▸ **Exercise**: Exactly reproduce each record listed below.

▸ **Source data**:
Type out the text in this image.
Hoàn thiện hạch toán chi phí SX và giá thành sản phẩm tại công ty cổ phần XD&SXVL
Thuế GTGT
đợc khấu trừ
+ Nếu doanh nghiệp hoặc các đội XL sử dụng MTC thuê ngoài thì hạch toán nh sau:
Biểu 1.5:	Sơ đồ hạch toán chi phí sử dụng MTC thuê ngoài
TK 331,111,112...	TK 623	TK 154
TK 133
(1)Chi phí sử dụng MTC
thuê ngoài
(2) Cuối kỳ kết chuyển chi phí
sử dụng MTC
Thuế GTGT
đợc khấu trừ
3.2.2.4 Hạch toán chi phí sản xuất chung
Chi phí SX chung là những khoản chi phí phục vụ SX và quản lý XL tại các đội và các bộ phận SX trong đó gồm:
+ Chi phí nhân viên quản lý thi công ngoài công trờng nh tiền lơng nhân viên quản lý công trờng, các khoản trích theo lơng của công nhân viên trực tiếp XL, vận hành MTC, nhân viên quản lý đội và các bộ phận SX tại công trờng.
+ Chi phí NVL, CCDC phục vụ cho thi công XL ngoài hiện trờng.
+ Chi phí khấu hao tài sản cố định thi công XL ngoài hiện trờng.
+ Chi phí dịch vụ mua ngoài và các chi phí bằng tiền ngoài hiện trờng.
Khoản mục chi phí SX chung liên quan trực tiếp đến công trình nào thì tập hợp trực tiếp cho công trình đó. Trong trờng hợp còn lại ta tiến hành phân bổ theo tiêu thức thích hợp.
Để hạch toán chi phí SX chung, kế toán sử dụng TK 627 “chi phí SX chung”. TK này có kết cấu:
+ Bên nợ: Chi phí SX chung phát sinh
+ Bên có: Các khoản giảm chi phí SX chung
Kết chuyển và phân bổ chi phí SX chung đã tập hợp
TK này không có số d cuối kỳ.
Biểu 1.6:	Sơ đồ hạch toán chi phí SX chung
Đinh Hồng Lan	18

▸ **Answer for the task**:
Type out the text in this image.
Hoàn thiện hạch toán chi phí SX và giá thành sản phẩm tại công ty cổ phần XD&SXVL
Thuế GTGT
đợc khấu trừ
+ Nếu doanh nghiệp hoặc các đội XL sử dụng MTC thuê ngoài thì hạch toán nh sau:
Biểu 1.5:	Sơ đồ hạch toán chi phí sử dụng MTC thuê ngoài
TK 331,111,112...	TK 623	TK 154
TK 133
(1)Chi phí sử dụng MTC
thuê ngoài
(2) Cuối kỳ kết chuyển chi phí
sử dụng MTC
Thuế GTGT
đợc khấu trừ
3.2.2.4 Hạch toán chi phí sản xuất chung
Chi phí SX chung là những khoản chi phí phục vụ SX và quản lý XL tại các đội và các bộ phận SX trong đó gồm:
+ Chi phí nhân viên quản lý thi công ngoài công trờng nh tiền lơng nhân viên quản lý công trờng, các khoản trích theo lơng của công nhân viên trực tiếp XL, vận hành MTC, nhân viên quản lý đội và các bộ phận SX tại công trờng.
+ Chi phí NVL, CCDC phục vụ cho thi công XL ngoài hiện trờng.
+ Chi phí khấu hao tài sản cố định thi công XL ngoài hiện trờng.
+ Chi phí dịch vụ mua ngoài và các chi phí bằng tiền ngoài hiện trờng.
Khoản mục chi phí SX chung liên quan trực tiếp đến công trình nào thì tập hợp trực tiếp cho công trình đó. Trong trờng hợp còn lại ta tiến hành phân bổ theo tiêu thức thích hợp.
Để hạch toán chi phí SX chung, kế toán sử dụng TK 627 “chi phí SX chung”. TK này có kết cấu:
+ Bên nợ: Chi phí SX chung phát sinh
+ Bên có: Các khoản giảm chi phí SX chung
Kết chuyển và phân bổ chi phí SX chung đã tập hợp
TK này không có số d cuối kỳ.
Biểu 1.6:	Sơ đồ hạch toán chi phí SX chung
Đinh Hồng Lan	18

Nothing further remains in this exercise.